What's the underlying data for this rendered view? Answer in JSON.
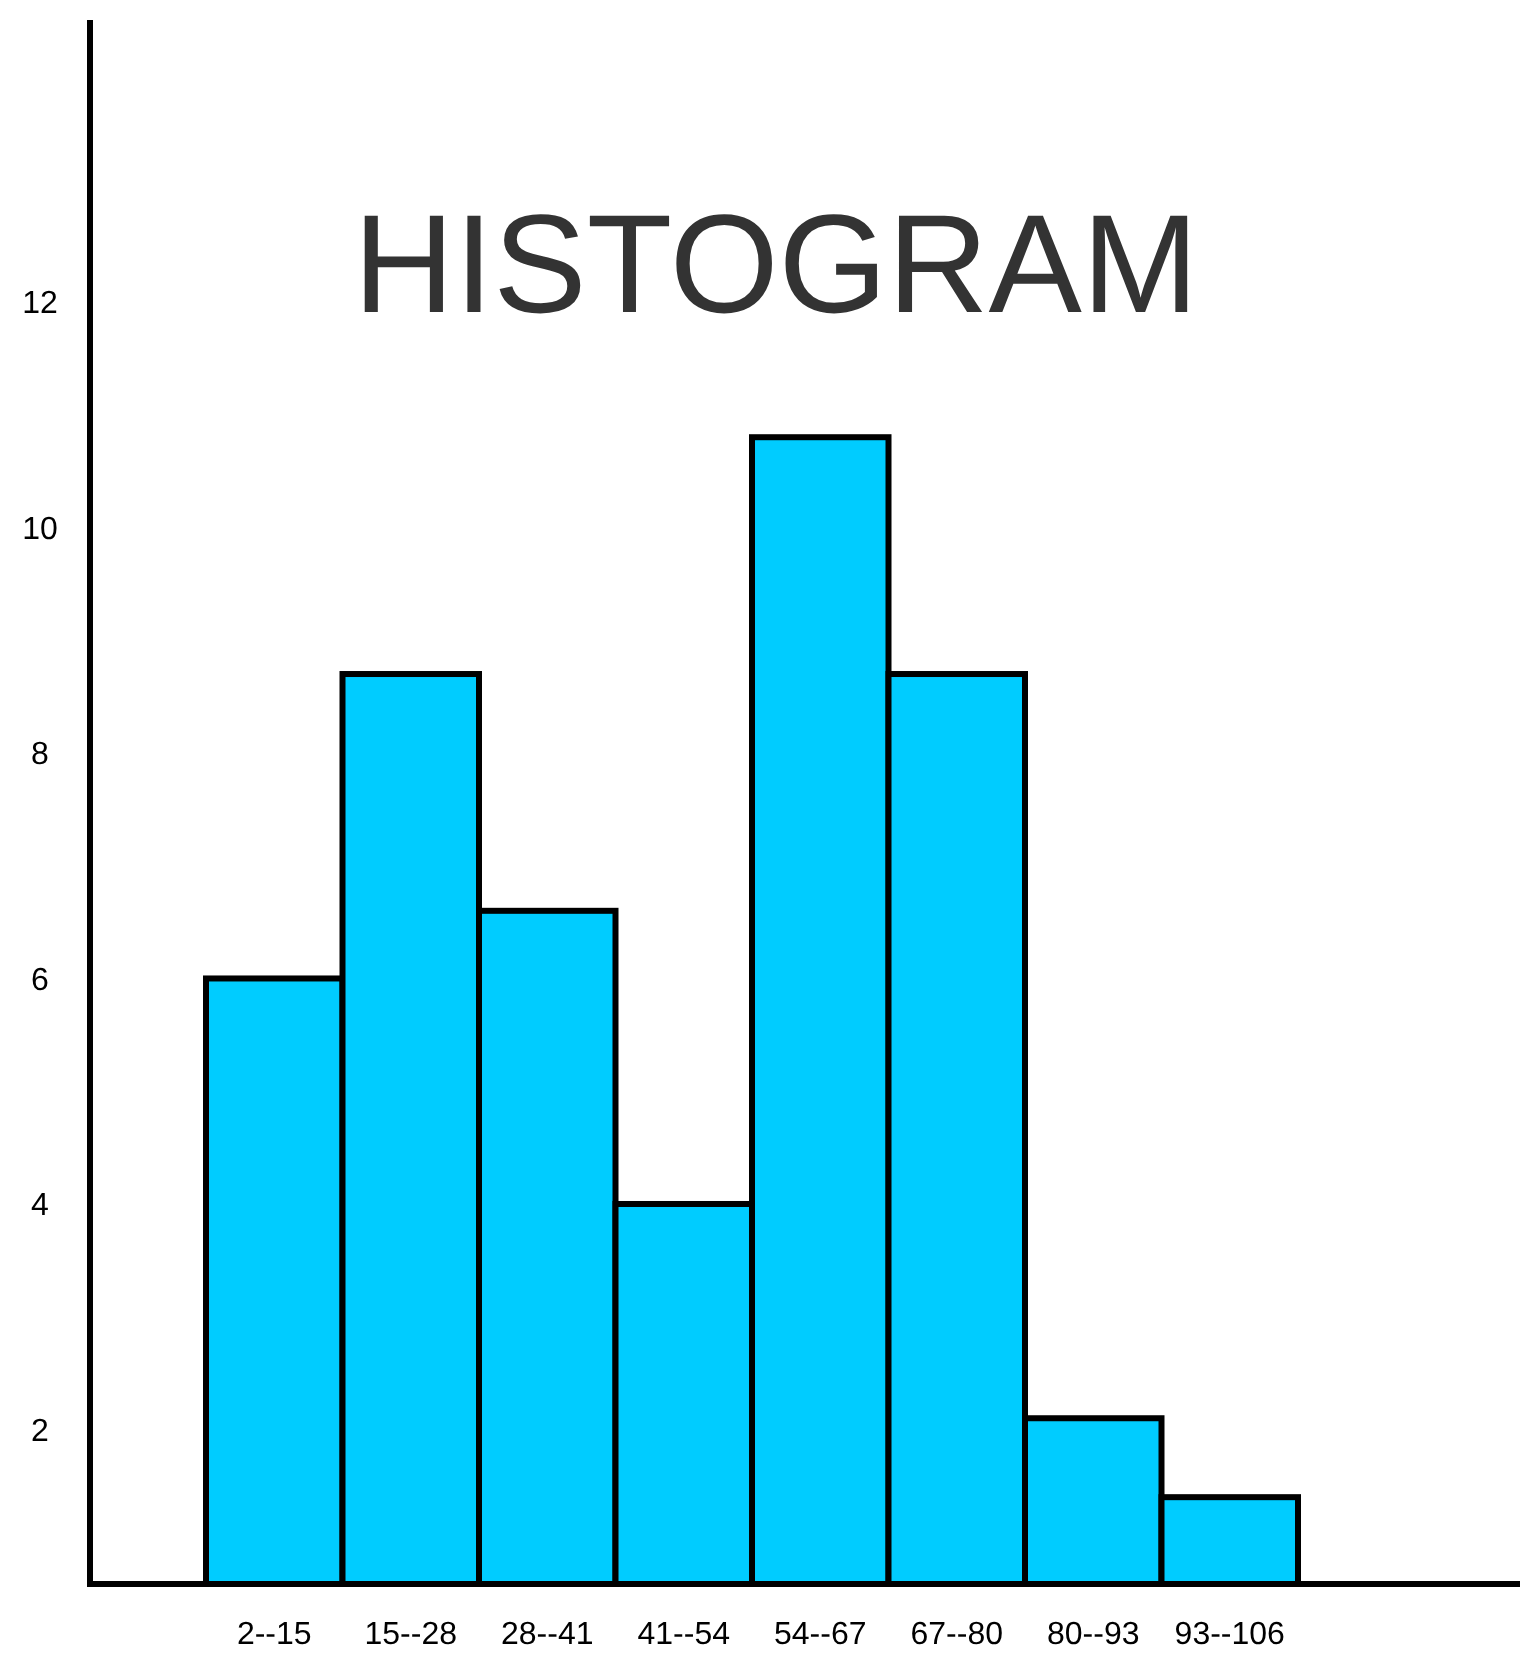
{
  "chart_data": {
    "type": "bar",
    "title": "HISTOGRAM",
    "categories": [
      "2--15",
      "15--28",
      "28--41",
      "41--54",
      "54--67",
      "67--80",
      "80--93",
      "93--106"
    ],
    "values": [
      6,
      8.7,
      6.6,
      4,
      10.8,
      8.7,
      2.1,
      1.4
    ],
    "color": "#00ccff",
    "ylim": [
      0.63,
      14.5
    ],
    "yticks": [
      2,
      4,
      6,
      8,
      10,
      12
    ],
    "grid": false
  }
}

---+---

Strip the images and reproduce the remaining records precisely.

What's the underlying data for this rendered view? Answer in JSON.
{
  "chart_data": {
    "type": "bar",
    "title": "HISTOGRAM",
    "categories": [
      "2--15",
      "15--28",
      "28--41",
      "41--54",
      "54--67",
      "67--80",
      "80--93",
      "93--106"
    ],
    "values": [
      6,
      8.7,
      6.6,
      4,
      10.8,
      8.7,
      2.1,
      1.4
    ],
    "color": "#00ccff",
    "ylim": [
      0.63,
      14.5
    ],
    "yticks": [
      2,
      4,
      6,
      8,
      10,
      12
    ],
    "grid": false
  }
}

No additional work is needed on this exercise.